§ **Job**: Go through the entries below and count the lines holding the word "организаций". Reply with only the number, please.

§ **Data for this exercise**:
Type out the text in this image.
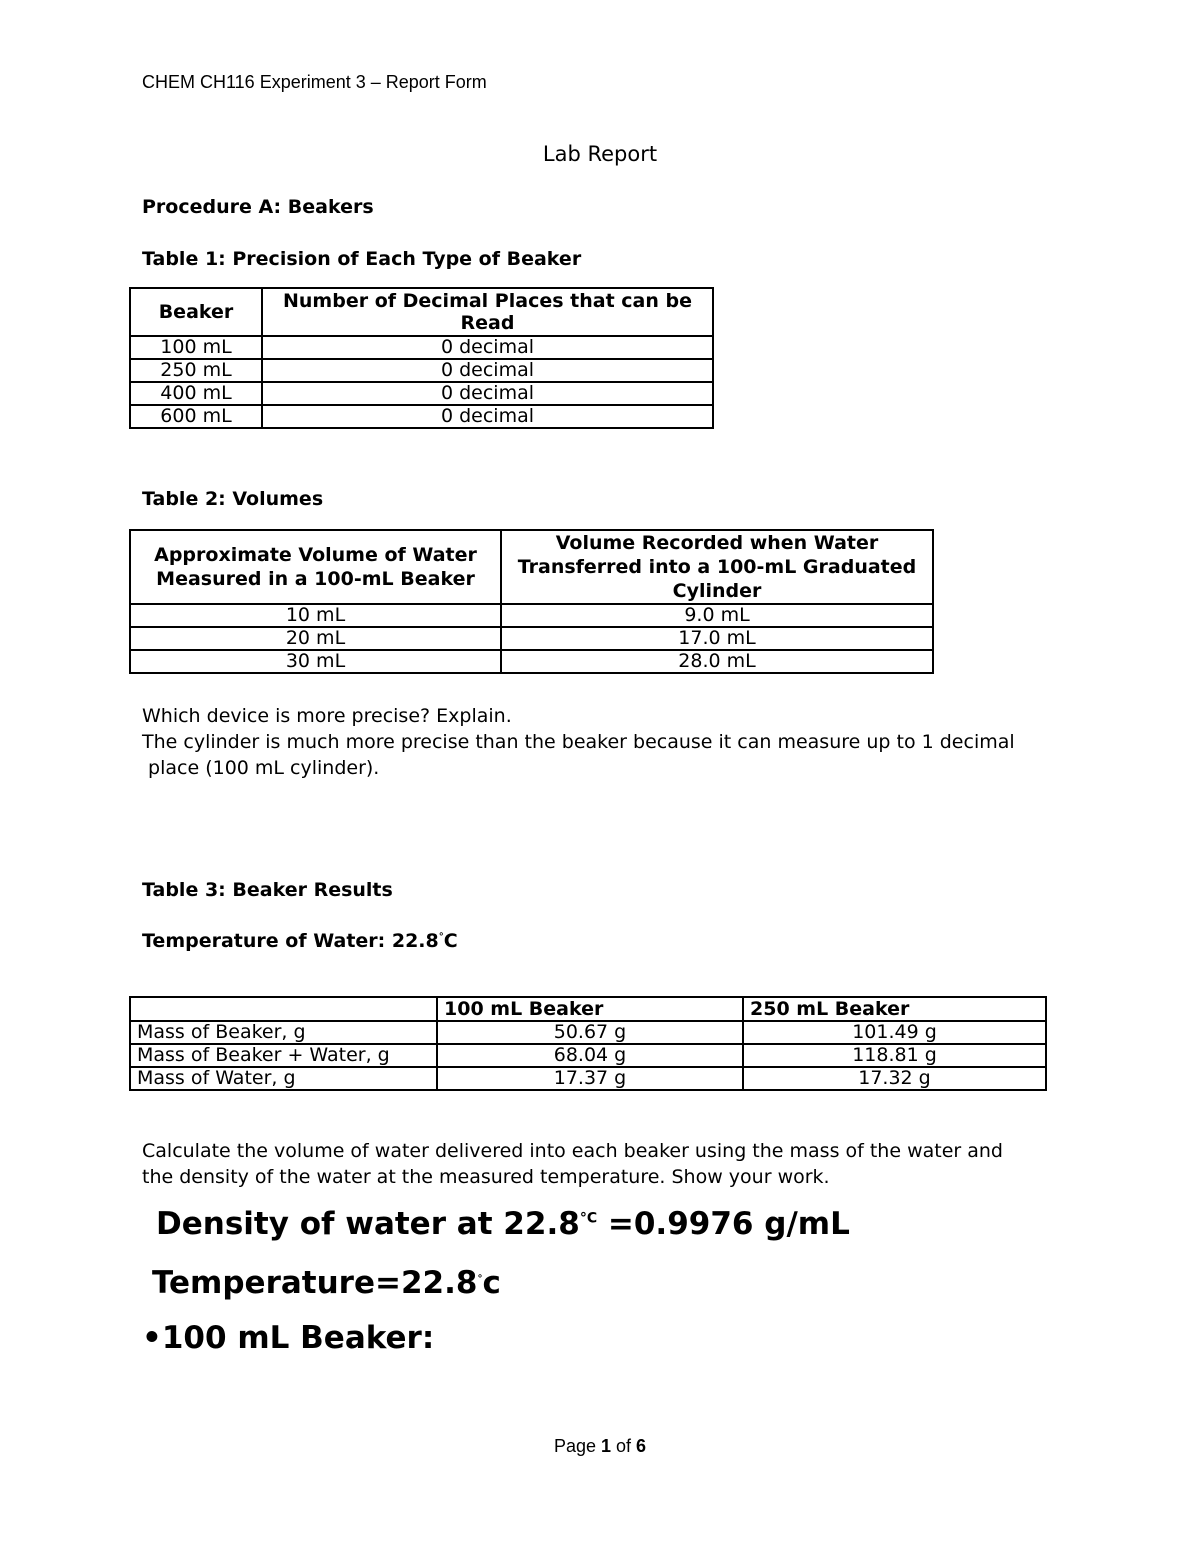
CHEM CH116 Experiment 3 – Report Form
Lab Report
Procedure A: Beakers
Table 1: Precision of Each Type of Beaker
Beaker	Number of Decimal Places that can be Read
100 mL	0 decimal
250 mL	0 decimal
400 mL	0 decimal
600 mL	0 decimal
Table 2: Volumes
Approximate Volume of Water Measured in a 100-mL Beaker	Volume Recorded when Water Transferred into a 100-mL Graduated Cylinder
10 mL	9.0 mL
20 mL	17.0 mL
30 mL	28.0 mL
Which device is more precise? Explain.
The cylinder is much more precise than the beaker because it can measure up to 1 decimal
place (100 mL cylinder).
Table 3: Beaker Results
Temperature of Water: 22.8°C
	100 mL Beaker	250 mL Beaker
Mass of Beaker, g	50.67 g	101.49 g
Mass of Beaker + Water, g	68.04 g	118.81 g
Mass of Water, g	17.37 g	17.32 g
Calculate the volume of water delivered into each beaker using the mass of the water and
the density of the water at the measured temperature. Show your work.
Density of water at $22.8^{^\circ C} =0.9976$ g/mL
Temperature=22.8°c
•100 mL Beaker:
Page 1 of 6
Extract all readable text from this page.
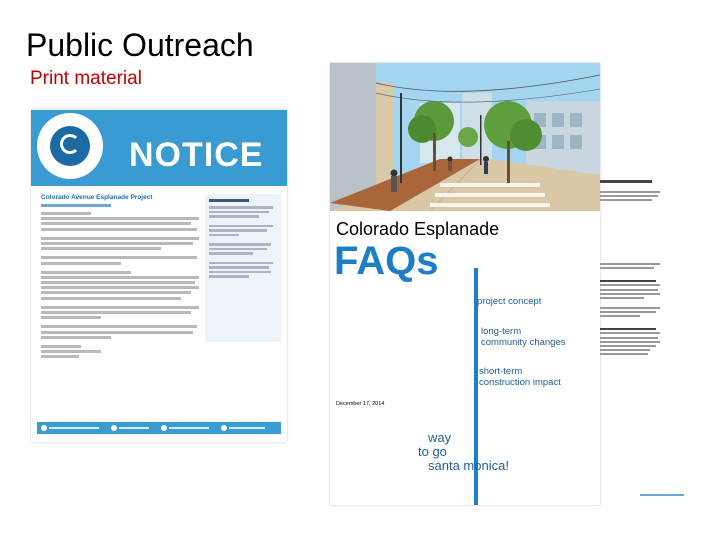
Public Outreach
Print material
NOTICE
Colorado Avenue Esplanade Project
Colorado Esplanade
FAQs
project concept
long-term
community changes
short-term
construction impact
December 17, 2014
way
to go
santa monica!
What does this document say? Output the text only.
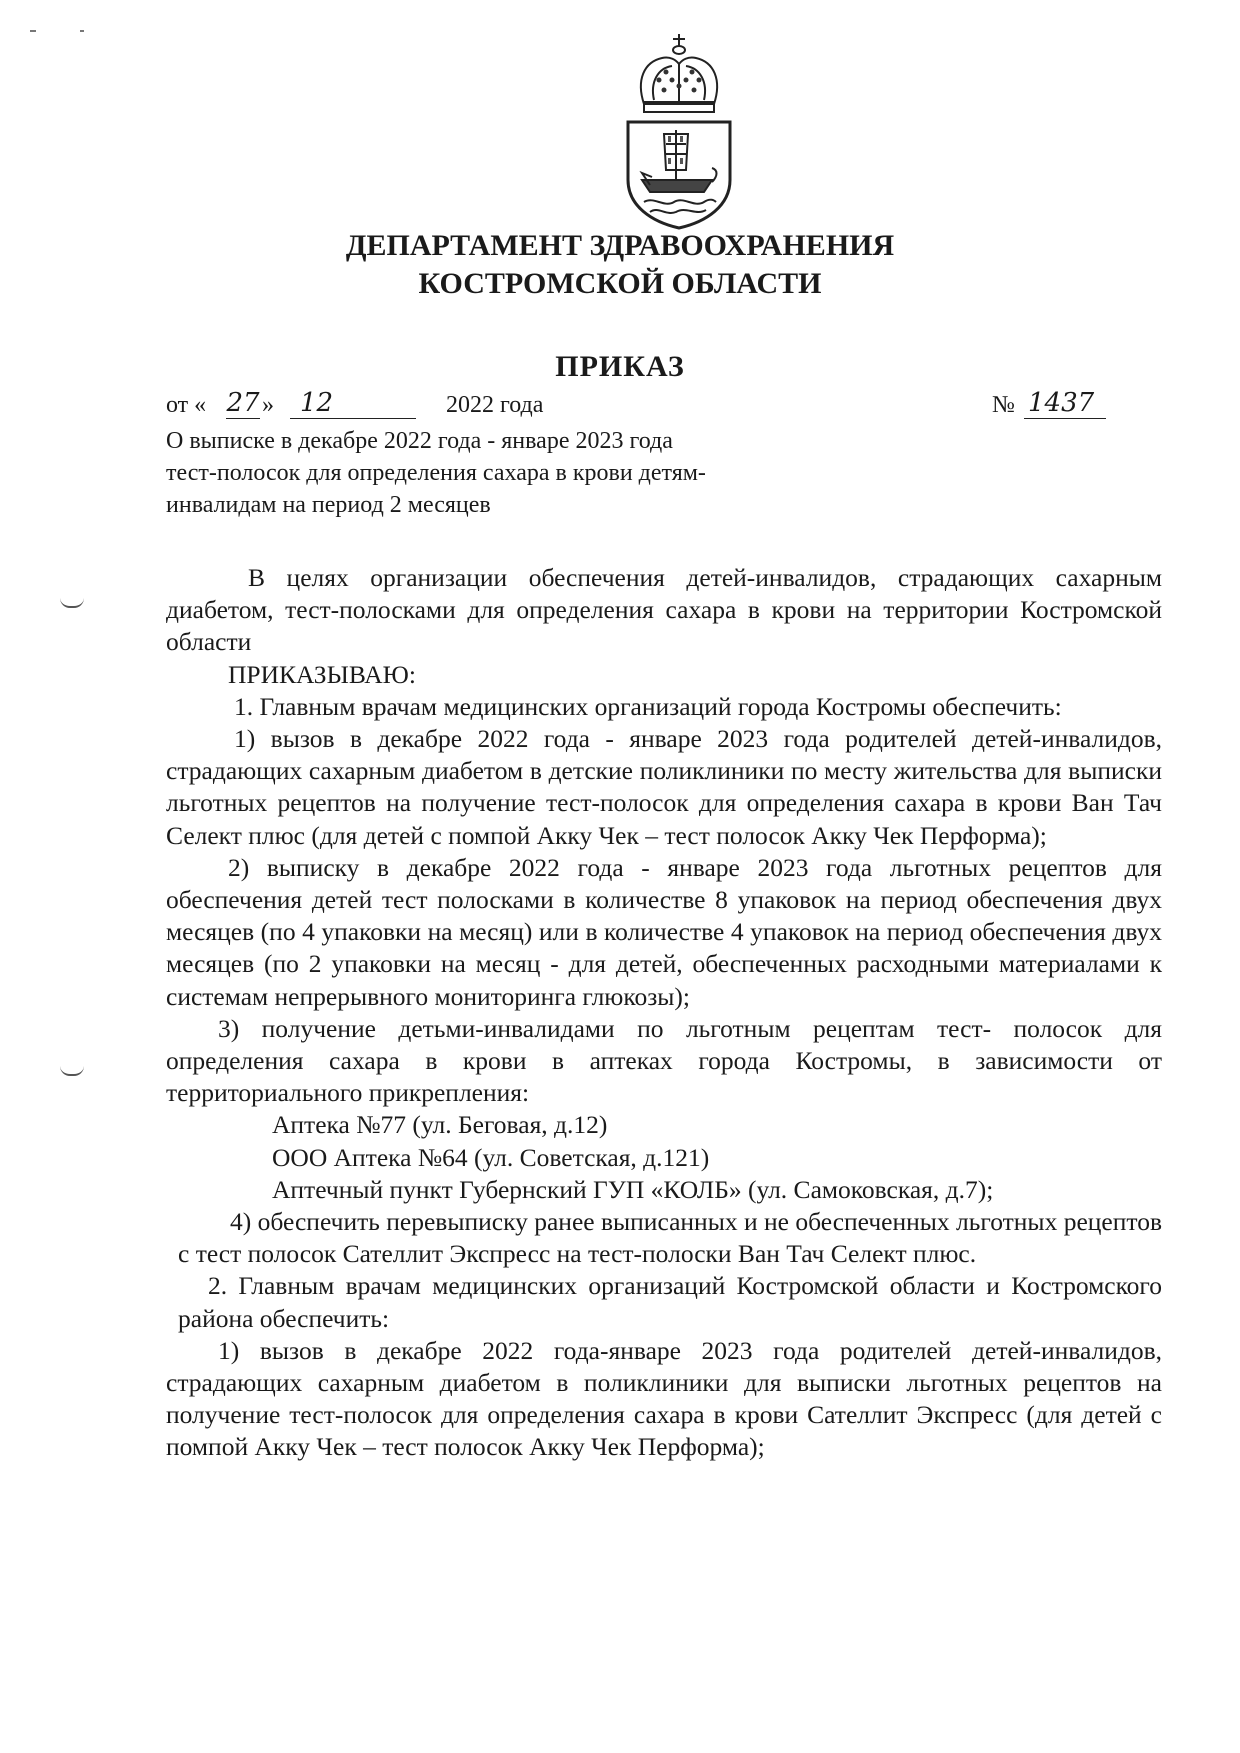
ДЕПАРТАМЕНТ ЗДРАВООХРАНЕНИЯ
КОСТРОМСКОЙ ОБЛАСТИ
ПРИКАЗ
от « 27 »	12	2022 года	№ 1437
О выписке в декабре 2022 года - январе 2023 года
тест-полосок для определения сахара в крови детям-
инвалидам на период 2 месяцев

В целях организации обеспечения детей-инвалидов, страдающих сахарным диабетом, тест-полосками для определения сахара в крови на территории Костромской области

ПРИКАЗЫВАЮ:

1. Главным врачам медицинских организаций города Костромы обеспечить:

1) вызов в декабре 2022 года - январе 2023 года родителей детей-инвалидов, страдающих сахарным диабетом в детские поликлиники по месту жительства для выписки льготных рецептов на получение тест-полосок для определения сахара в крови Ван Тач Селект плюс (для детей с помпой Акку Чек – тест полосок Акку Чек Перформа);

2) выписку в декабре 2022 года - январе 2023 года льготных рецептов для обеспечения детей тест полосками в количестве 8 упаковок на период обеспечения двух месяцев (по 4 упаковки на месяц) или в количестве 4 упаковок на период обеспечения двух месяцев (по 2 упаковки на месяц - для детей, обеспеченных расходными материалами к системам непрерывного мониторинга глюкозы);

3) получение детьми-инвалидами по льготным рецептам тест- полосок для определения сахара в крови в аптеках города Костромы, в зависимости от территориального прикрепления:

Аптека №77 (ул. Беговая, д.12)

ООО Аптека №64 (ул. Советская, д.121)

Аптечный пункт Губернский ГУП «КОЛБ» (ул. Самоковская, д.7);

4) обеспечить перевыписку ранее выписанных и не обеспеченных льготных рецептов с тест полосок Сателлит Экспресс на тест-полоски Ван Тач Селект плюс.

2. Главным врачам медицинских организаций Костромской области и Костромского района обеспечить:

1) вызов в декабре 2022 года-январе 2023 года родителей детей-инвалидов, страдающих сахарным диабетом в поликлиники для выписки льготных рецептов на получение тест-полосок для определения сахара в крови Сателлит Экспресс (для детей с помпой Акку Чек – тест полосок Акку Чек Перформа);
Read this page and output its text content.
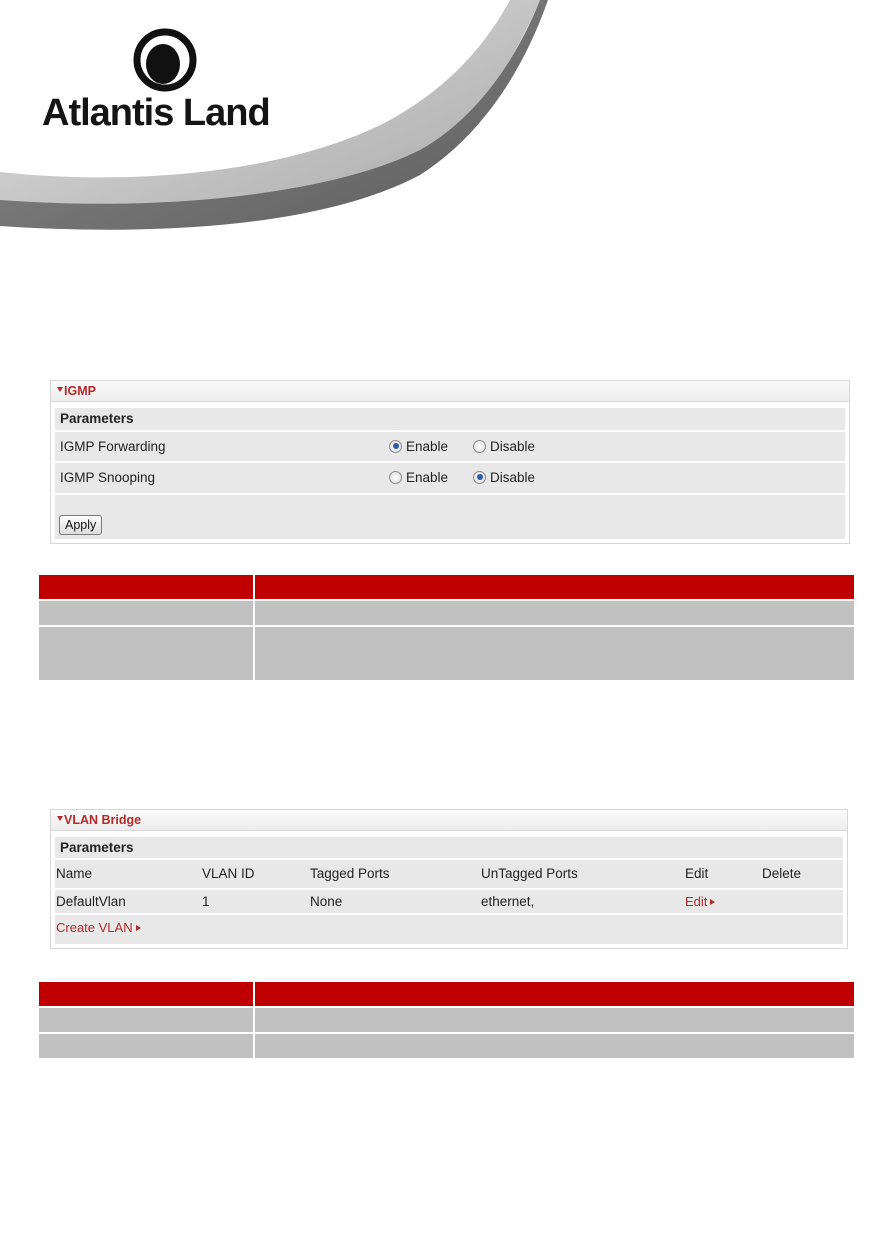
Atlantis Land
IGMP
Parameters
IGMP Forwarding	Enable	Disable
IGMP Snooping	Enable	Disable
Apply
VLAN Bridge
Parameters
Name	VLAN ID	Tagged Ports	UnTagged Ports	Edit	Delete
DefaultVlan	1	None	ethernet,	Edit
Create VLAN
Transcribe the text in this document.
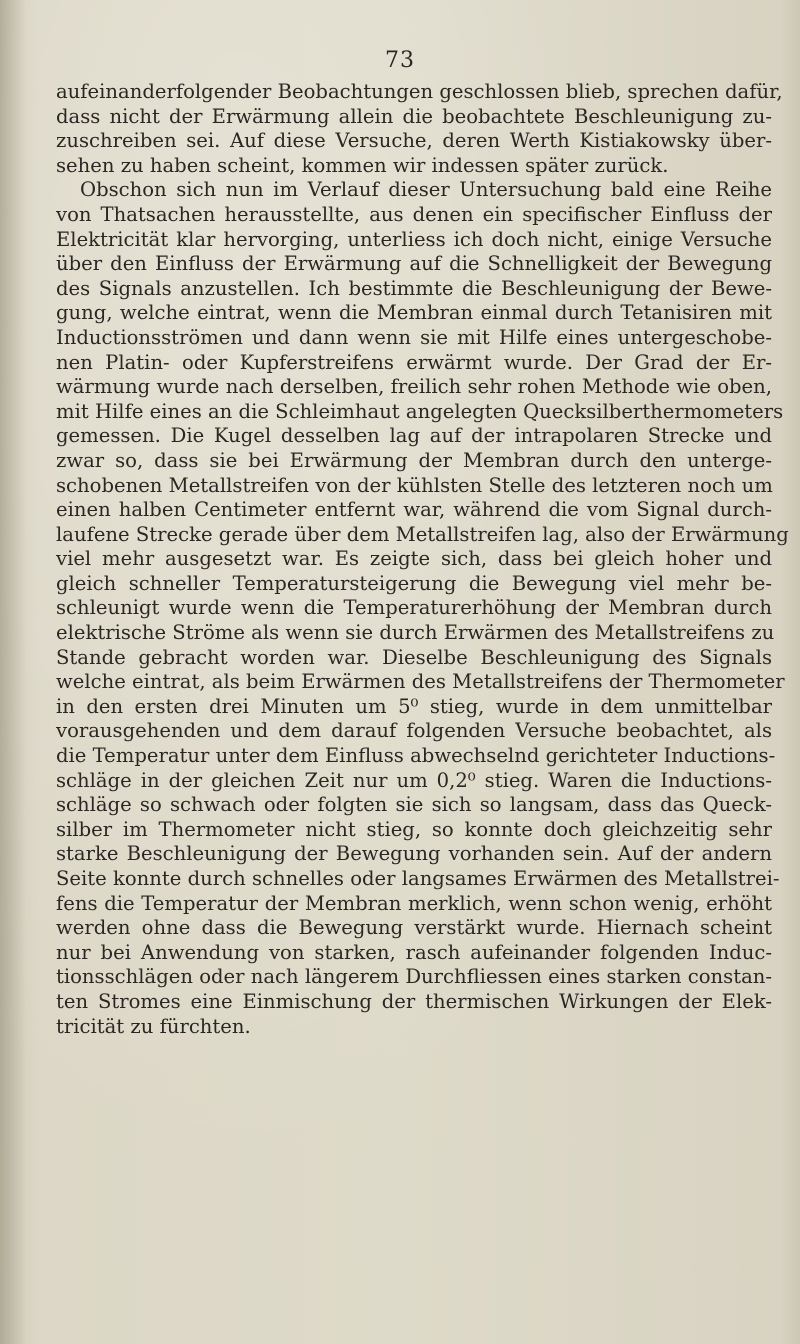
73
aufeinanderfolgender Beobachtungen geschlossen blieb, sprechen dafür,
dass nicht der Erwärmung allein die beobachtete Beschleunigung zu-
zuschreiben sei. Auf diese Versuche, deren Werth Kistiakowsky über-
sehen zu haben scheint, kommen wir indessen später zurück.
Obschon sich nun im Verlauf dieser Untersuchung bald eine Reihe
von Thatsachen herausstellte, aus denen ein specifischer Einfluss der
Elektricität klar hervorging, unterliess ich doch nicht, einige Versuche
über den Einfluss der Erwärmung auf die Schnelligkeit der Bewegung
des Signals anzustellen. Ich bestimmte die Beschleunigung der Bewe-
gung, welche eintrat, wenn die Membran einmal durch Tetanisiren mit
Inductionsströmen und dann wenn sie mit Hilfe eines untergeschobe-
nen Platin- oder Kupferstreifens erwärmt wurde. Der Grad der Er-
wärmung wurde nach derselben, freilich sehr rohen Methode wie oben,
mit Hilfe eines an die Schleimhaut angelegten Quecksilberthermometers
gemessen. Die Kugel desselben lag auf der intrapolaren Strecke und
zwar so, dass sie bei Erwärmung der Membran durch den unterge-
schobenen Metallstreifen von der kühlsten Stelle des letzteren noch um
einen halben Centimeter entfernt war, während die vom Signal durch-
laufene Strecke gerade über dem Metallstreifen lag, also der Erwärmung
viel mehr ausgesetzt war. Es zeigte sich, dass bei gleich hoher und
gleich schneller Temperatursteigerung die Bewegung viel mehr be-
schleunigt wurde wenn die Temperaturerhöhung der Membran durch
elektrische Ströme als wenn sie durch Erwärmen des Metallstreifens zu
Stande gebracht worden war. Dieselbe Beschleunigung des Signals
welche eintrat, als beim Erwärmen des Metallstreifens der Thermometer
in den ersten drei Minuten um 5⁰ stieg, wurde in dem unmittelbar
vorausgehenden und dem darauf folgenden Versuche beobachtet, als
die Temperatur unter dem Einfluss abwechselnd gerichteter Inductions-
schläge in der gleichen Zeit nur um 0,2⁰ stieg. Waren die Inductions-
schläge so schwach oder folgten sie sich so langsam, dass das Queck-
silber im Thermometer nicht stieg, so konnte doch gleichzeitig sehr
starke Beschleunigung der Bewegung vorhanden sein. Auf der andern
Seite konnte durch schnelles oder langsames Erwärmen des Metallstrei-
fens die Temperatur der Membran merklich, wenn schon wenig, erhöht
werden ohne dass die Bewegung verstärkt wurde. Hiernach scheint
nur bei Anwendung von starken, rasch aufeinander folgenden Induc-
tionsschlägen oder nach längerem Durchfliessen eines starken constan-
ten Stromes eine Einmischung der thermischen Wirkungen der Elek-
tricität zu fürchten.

§ **Reply to the task**: 2